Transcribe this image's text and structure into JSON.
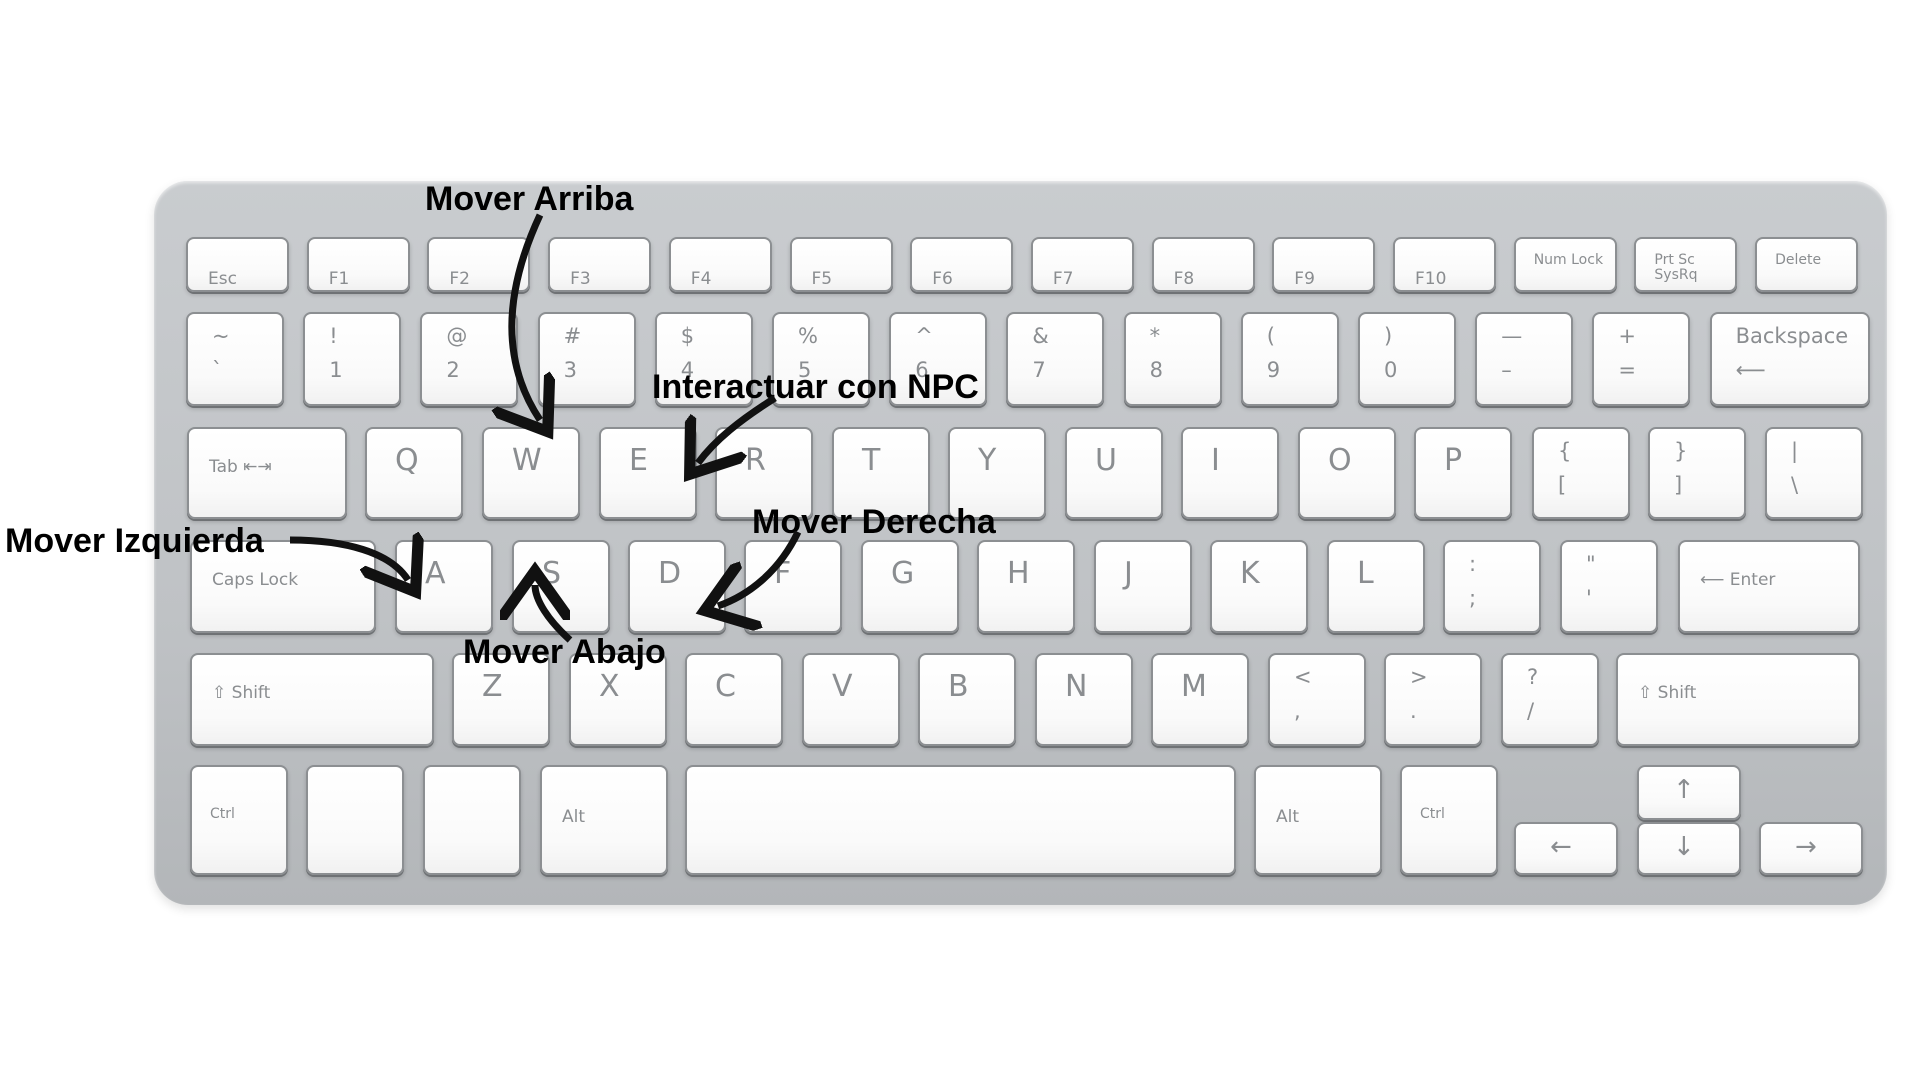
{
  "keyboard": {
    "row_fn": [
      "Esc",
      "F1",
      "F2",
      "F3",
      "F4",
      "F5",
      "F6",
      "F7",
      "F8",
      "F9",
      "F10",
      "Num Lock",
      "Prt Sc SysRq",
      "Delete"
    ],
    "row_num": [
      {
        "top": "~",
        "bottom": "`"
      },
      {
        "top": "!",
        "bottom": "1"
      },
      {
        "top": "@",
        "bottom": "2"
      },
      {
        "top": "#",
        "bottom": "3"
      },
      {
        "top": "$",
        "bottom": "4"
      },
      {
        "top": "%",
        "bottom": "5"
      },
      {
        "top": "^",
        "bottom": "6"
      },
      {
        "top": "&",
        "bottom": "7"
      },
      {
        "top": "*",
        "bottom": "8"
      },
      {
        "top": "(",
        "bottom": "9"
      },
      {
        "top": ")",
        "bottom": "0"
      },
      {
        "top": "—",
        "bottom": "–"
      },
      {
        "top": "+",
        "bottom": "="
      },
      {
        "top": "Backspace",
        "bottom": "⟵"
      }
    ],
    "row_q": [
      {
        "main": "Tab ⇤⇥"
      },
      {
        "main": "Q"
      },
      {
        "main": "W"
      },
      {
        "main": "E"
      },
      {
        "main": "R"
      },
      {
        "main": "T"
      },
      {
        "main": "Y"
      },
      {
        "main": "U"
      },
      {
        "main": "I"
      },
      {
        "main": "O"
      },
      {
        "main": "P"
      },
      {
        "top": "{",
        "bottom": "["
      },
      {
        "top": "}",
        "bottom": "]"
      },
      {
        "top": "|",
        "bottom": "\\"
      }
    ],
    "row_a": [
      {
        "main": "Caps Lock"
      },
      {
        "main": "A"
      },
      {
        "main": "S"
      },
      {
        "main": "D"
      },
      {
        "main": "F"
      },
      {
        "main": "G"
      },
      {
        "main": "H"
      },
      {
        "main": "J"
      },
      {
        "main": "K"
      },
      {
        "main": "L"
      },
      {
        "top": ":",
        "bottom": ";"
      },
      {
        "top": "\"",
        "bottom": "'"
      },
      {
        "main": "⟵ Enter"
      }
    ],
    "row_z": [
      {
        "main": "⇧ Shift"
      },
      {
        "main": "Z"
      },
      {
        "main": "X"
      },
      {
        "main": "C"
      },
      {
        "main": "V"
      },
      {
        "main": "B"
      },
      {
        "main": "N"
      },
      {
        "main": "M"
      },
      {
        "top": "<",
        "bottom": ","
      },
      {
        "top": ">",
        "bottom": "."
      },
      {
        "top": "?",
        "bottom": "/"
      },
      {
        "main": "⇧ Shift"
      }
    ],
    "row_bottom": [
      "Ctrl",
      "",
      "",
      "Alt",
      "",
      "Alt",
      "Ctrl"
    ],
    "arrows": {
      "up": "↑",
      "down": "↓",
      "left": "←",
      "right": "→"
    }
  },
  "annotations": {
    "up": "Mover Arriba",
    "interact": "Interactuar con NPC",
    "left": "Mover Izquierda",
    "right": "Mover Derecha",
    "down": "Mover Abajo"
  },
  "colors": {
    "key_text": "#8a8d90",
    "key_face": "#ffffff",
    "keyboard_frame": "#c4c7ca",
    "annotation_text": "#000000",
    "arrow": "#111111"
  }
}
· · · ·
### PROBLEM TO SOLVE:
Output all of the records exactly as they appear above, but not the pictures.

### REPLY TO THE TASK:
Transcribe this image's text and structure into JSON.
{
  "keyboard": {
    "row_fn": [
      "Esc",
      "F1",
      "F2",
      "F3",
      "F4",
      "F5",
      "F6",
      "F7",
      "F8",
      "F9",
      "F10",
      "Num Lock",
      "Prt Sc SysRq",
      "Delete"
    ],
    "row_num": [
      {
        "top": "~",
        "bottom": "`"
      },
      {
        "top": "!",
        "bottom": "1"
      },
      {
        "top": "@",
        "bottom": "2"
      },
      {
        "top": "#",
        "bottom": "3"
      },
      {
        "top": "$",
        "bottom": "4"
      },
      {
        "top": "%",
        "bottom": "5"
      },
      {
        "top": "^",
        "bottom": "6"
      },
      {
        "top": "&",
        "bottom": "7"
      },
      {
        "top": "*",
        "bottom": "8"
      },
      {
        "top": "(",
        "bottom": "9"
      },
      {
        "top": ")",
        "bottom": "0"
      },
      {
        "top": "—",
        "bottom": "–"
      },
      {
        "top": "+",
        "bottom": "="
      },
      {
        "top": "Backspace",
        "bottom": "⟵"
      }
    ],
    "row_q": [
      {
        "main": "Tab ⇤⇥"
      },
      {
        "main": "Q"
      },
      {
        "main": "W"
      },
      {
        "main": "E"
      },
      {
        "main": "R"
      },
      {
        "main": "T"
      },
      {
        "main": "Y"
      },
      {
        "main": "U"
      },
      {
        "main": "I"
      },
      {
        "main": "O"
      },
      {
        "main": "P"
      },
      {
        "top": "{",
        "bottom": "["
      },
      {
        "top": "}",
        "bottom": "]"
      },
      {
        "top": "|",
        "bottom": "\\"
      }
    ],
    "row_a": [
      {
        "main": "Caps Lock"
      },
      {
        "main": "A"
      },
      {
        "main": "S"
      },
      {
        "main": "D"
      },
      {
        "main": "F"
      },
      {
        "main": "G"
      },
      {
        "main": "H"
      },
      {
        "main": "J"
      },
      {
        "main": "K"
      },
      {
        "main": "L"
      },
      {
        "top": ":",
        "bottom": ";"
      },
      {
        "top": "\"",
        "bottom": "'"
      },
      {
        "main": "⟵ Enter"
      }
    ],
    "row_z": [
      {
        "main": "⇧ Shift"
      },
      {
        "main": "Z"
      },
      {
        "main": "X"
      },
      {
        "main": "C"
      },
      {
        "main": "V"
      },
      {
        "main": "B"
      },
      {
        "main": "N"
      },
      {
        "main": "M"
      },
      {
        "top": "<",
        "bottom": ","
      },
      {
        "top": ">",
        "bottom": "."
      },
      {
        "top": "?",
        "bottom": "/"
      },
      {
        "main": "⇧ Shift"
      }
    ],
    "row_bottom": [
      "Ctrl",
      "",
      "",
      "Alt",
      "",
      "Alt",
      "Ctrl"
    ],
    "arrows": {
      "up": "↑",
      "down": "↓",
      "left": "←",
      "right": "→"
    }
  },
  "annotations": {
    "up": "Mover Arriba",
    "interact": "Interactuar con NPC",
    "left": "Mover Izquierda",
    "right": "Mover Derecha",
    "down": "Mover Abajo"
  },
  "colors": {
    "key_text": "#8a8d90",
    "key_face": "#ffffff",
    "keyboard_frame": "#c4c7ca",
    "annotation_text": "#000000",
    "arrow": "#111111"
  }
}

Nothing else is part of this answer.